## Start

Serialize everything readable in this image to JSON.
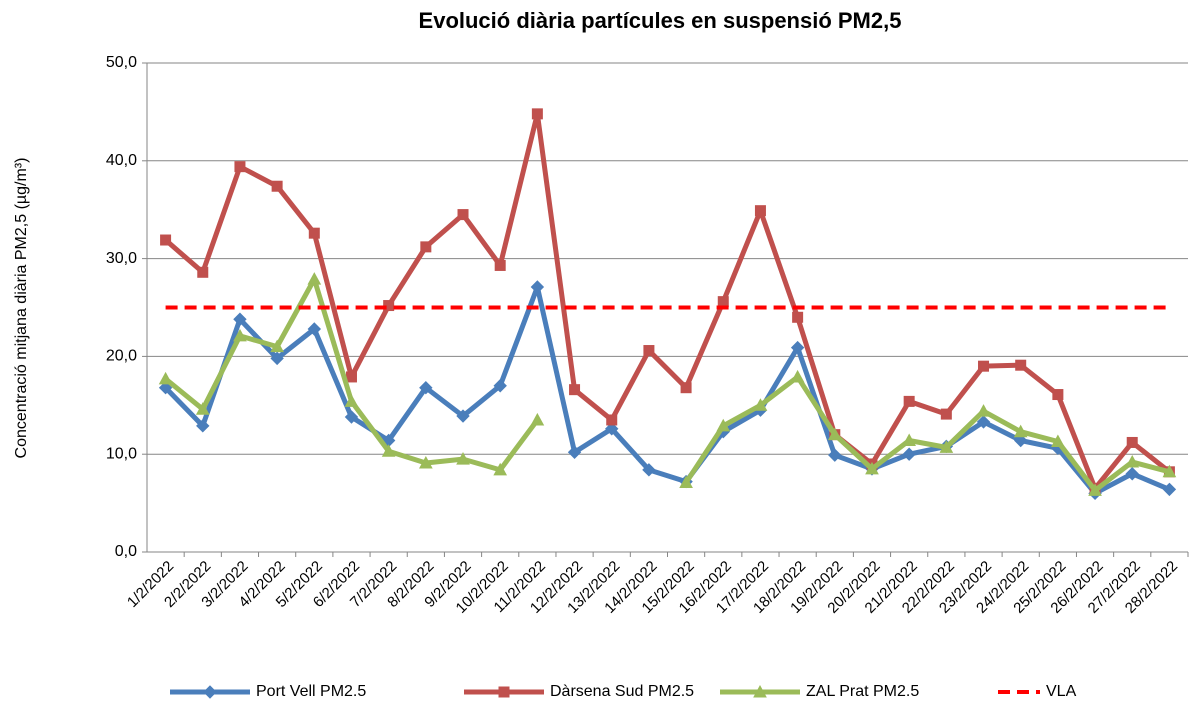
{
  "chart_data": {
    "type": "line",
    "title": "Evolució diària partícules en suspensió  PM2,5",
    "y_label": "Concentració mitjana diària PM2,5 (µg/m³)",
    "categories": [
      "1/2/2022",
      "2/2/2022",
      "3/2/2022",
      "4/2/2022",
      "5/2/2022",
      "6/2/2022",
      "7/2/2022",
      "8/2/2022",
      "9/2/2022",
      "10/2/2022",
      "11/2/2022",
      "12/2/2022",
      "13/2/2022",
      "14/2/2022",
      "15/2/2022",
      "16/2/2022",
      "17/2/2022",
      "18/2/2022",
      "19/2/2022",
      "20/2/2022",
      "21/2/2022",
      "22/2/2022",
      "23/2/2022",
      "24/2/2022",
      "25/2/2022",
      "26/2/2022",
      "27/2/2022",
      "28/2/2022"
    ],
    "series": [
      {
        "name": "Port Vell PM2.5",
        "color": "#4a7ebb",
        "marker": "diamond",
        "dash": false,
        "values": [
          16.8,
          12.9,
          23.8,
          19.8,
          22.8,
          13.8,
          11.4,
          16.8,
          13.9,
          17.0,
          27.1,
          10.2,
          12.6,
          8.4,
          7.2,
          12.3,
          14.5,
          20.9,
          9.9,
          8.5,
          10.0,
          10.8,
          13.3,
          11.4,
          10.6,
          6.0,
          8.0,
          6.4
        ]
      },
      {
        "name": "Dàrsena Sud PM2.5",
        "color": "#c0504d",
        "marker": "square",
        "dash": false,
        "values": [
          31.9,
          28.6,
          39.4,
          37.4,
          32.6,
          17.9,
          25.2,
          31.2,
          34.5,
          29.3,
          44.8,
          16.6,
          13.5,
          20.6,
          16.8,
          25.6,
          34.9,
          24.0,
          12.0,
          9.0,
          15.4,
          14.1,
          19.0,
          19.1,
          16.1,
          6.5,
          11.2,
          8.2
        ]
      },
      {
        "name": "ZAL Prat PM2.5",
        "color": "#9bbb59",
        "marker": "triangle",
        "dash": false,
        "values": [
          17.7,
          14.6,
          22.1,
          21.0,
          27.9,
          15.4,
          10.3,
          9.1,
          9.5,
          8.4,
          13.5,
          null,
          null,
          null,
          7.1,
          12.9,
          15.0,
          17.9,
          12.0,
          8.5,
          11.4,
          10.7,
          14.4,
          12.3,
          11.3,
          6.3,
          9.2,
          8.2
        ]
      },
      {
        "name": "VLA",
        "color": "#ff0000",
        "marker": "none",
        "dash": true,
        "values": [
          25,
          25,
          25,
          25,
          25,
          25,
          25,
          25,
          25,
          25,
          25,
          25,
          25,
          25,
          25,
          25,
          25,
          25,
          25,
          25,
          25,
          25,
          25,
          25,
          25,
          25,
          25,
          25
        ]
      }
    ],
    "ylim": [
      0,
      50
    ],
    "yticks": [
      {
        "value": 0,
        "label": "0,0"
      },
      {
        "value": 10,
        "label": "10,0"
      },
      {
        "value": 20,
        "label": "20,0"
      },
      {
        "value": 30,
        "label": "30,0"
      },
      {
        "value": 40,
        "label": "40,0"
      },
      {
        "value": 50,
        "label": "50,0"
      }
    ],
    "grid": true
  }
}
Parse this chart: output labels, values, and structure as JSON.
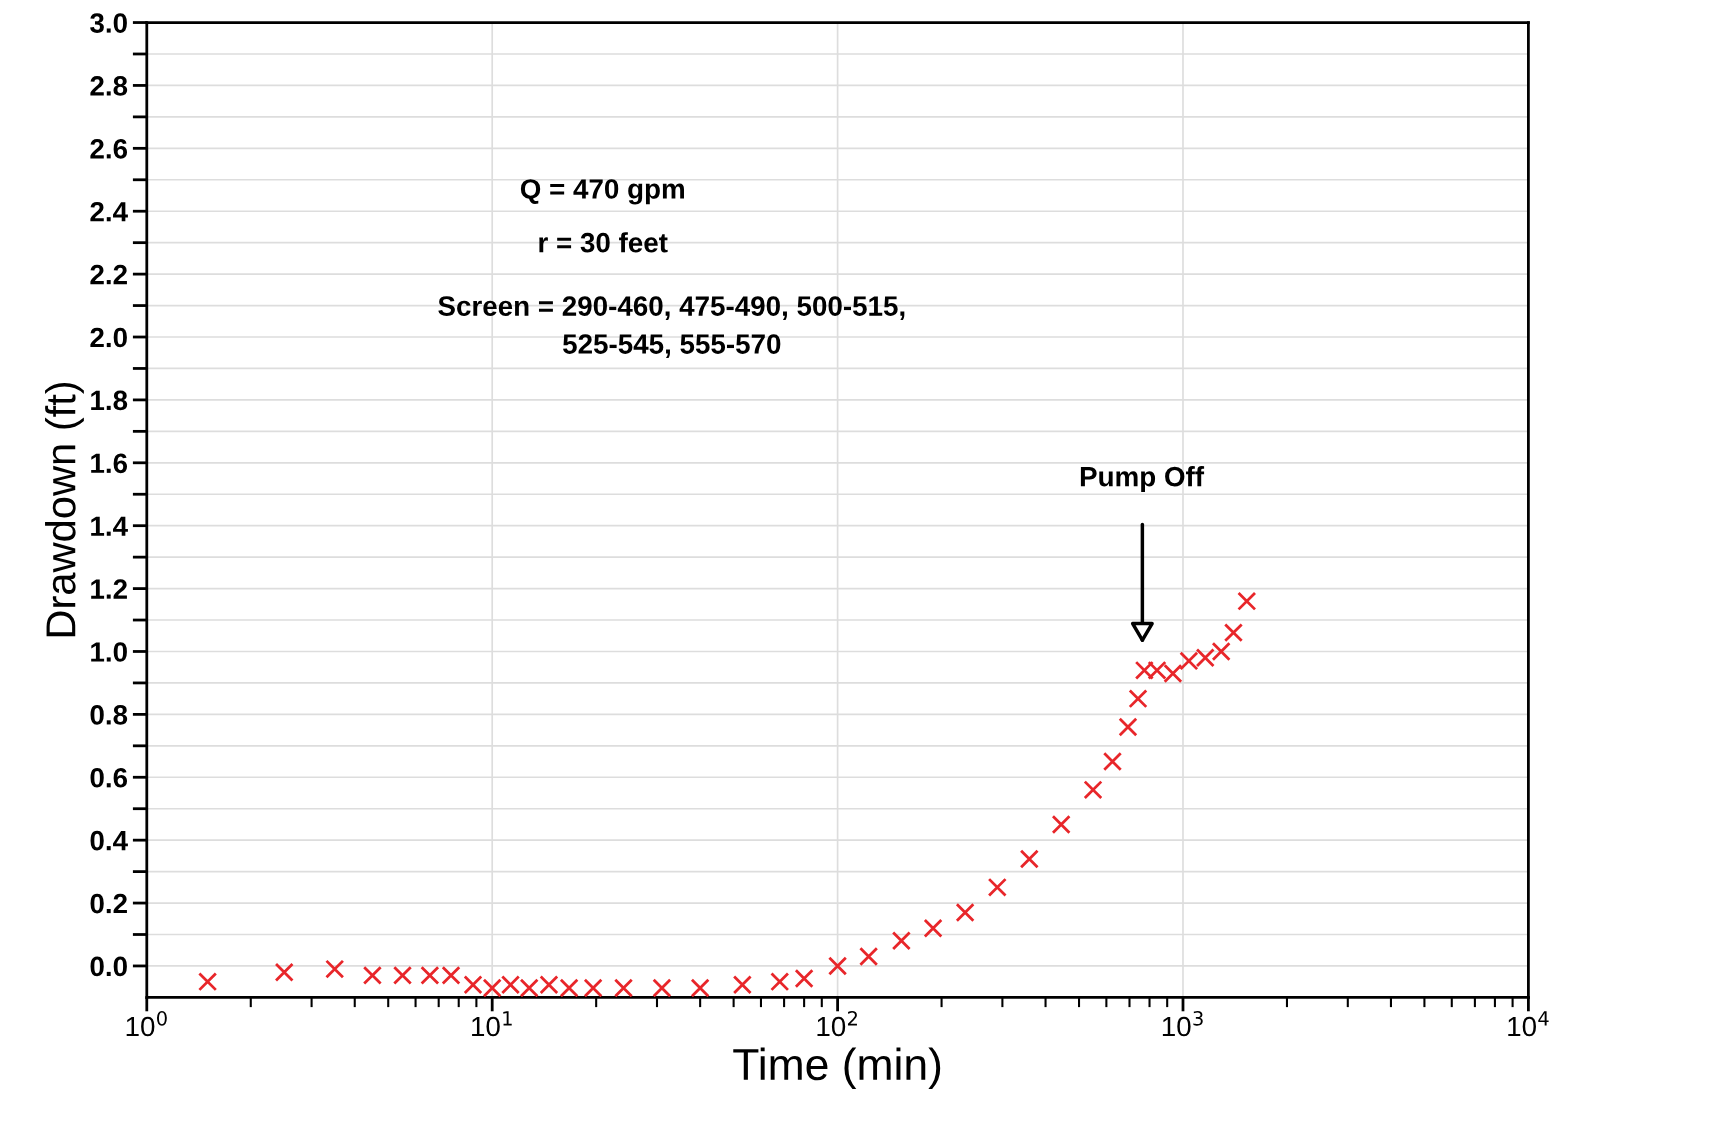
{
  "chart_data": {
    "type": "scatter",
    "xlabel": "Time (min)",
    "ylabel": "Drawdown (ft)",
    "log": "x",
    "marker": "cross",
    "grid": true,
    "xlim": [
      1,
      10000
    ],
    "xticks": [
      {
        "value": 1,
        "label": "10$^{0}$"
      },
      {
        "value": 10,
        "label": "10$^{1}$"
      },
      {
        "value": 100,
        "label": "10$^{2}$"
      },
      {
        "value": 1000,
        "label": "10$^{3}$"
      },
      {
        "value": 10000,
        "label": "10$^{4}$"
      }
    ],
    "ylim": [
      -0.1,
      3.0
    ],
    "yticks": [
      {
        "value": 0,
        "label": "0.0"
      },
      {
        "value": 0.1,
        "label": null
      },
      {
        "value": 0.2,
        "label": "0.2"
      },
      {
        "value": 0.3,
        "label": null
      },
      {
        "value": 0.4,
        "label": "0.4"
      },
      {
        "value": 0.5,
        "label": null
      },
      {
        "value": 0.6,
        "label": "0.6"
      },
      {
        "value": 0.7,
        "label": null
      },
      {
        "value": 0.8,
        "label": "0.8"
      },
      {
        "value": 0.9,
        "label": null
      },
      {
        "value": 1.0,
        "label": "1.0"
      },
      {
        "value": 1.1,
        "label": null
      },
      {
        "value": 1.2,
        "label": "1.2"
      },
      {
        "value": 1.3,
        "label": null
      },
      {
        "value": 1.4,
        "label": "1.4"
      },
      {
        "value": 1.5,
        "label": null
      },
      {
        "value": 1.6,
        "label": "1.6"
      },
      {
        "value": 1.7,
        "label": null
      },
      {
        "value": 1.8,
        "label": "1.8"
      },
      {
        "value": 1.9,
        "label": null
      },
      {
        "value": 2.0,
        "label": "2.0"
      },
      {
        "value": 2.1,
        "label": null
      },
      {
        "value": 2.2,
        "label": "2.2"
      },
      {
        "value": 2.3,
        "label": null
      },
      {
        "value": 2.4,
        "label": "2.4"
      },
      {
        "value": 2.5,
        "label": null
      },
      {
        "value": 2.6,
        "label": "2.6"
      },
      {
        "value": 2.7,
        "label": null
      },
      {
        "value": 2.8,
        "label": "2.8"
      },
      {
        "value": 2.9,
        "label": null
      },
      {
        "value": 3.0,
        "label": "3.0"
      }
    ],
    "series": [
      {
        "color": "#e8262a",
        "x": [
          1.5,
          2.5,
          3.5,
          4.5,
          5.5,
          6.6,
          7.6,
          8.8,
          10,
          11.3,
          12.8,
          14.6,
          16.7,
          19.6,
          24,
          31,
          40,
          53,
          68,
          80,
          100,
          123,
          153,
          189,
          234,
          290,
          359,
          444,
          549,
          625,
          693,
          741,
          773,
          841,
          935,
          1040,
          1160,
          1290,
          1400,
          1530
        ],
        "values": [
          -0.05,
          -0.02,
          -0.01,
          -0.03,
          -0.03,
          -0.03,
          -0.03,
          -0.06,
          -0.07,
          -0.06,
          -0.07,
          -0.06,
          -0.07,
          -0.07,
          -0.07,
          -0.07,
          -0.07,
          -0.06,
          -0.05,
          -0.04,
          0.0,
          0.03,
          0.08,
          0.12,
          0.17,
          0.25,
          0.34,
          0.45,
          0.56,
          0.65,
          0.76,
          0.85,
          0.94,
          0.94,
          0.93,
          0.97,
          0.98,
          1.0,
          1.06,
          1.16
        ]
      }
    ],
    "annotations": [
      "Q = 470 gpm",
      "r = 30 feet",
      "Screen = 290-460, 475-490, 500-515,\n525-545, 555-570",
      "Pump Off"
    ]
  }
}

## End

▸ **YOUR OBJECTIVE**
Which lines of the data above contain "this"? Copy each one.

▸ **CORRECT RESPONSE**
Serialize everything readable in this image to JSON.
Parse this chart: output labels, values, and structure as JSON.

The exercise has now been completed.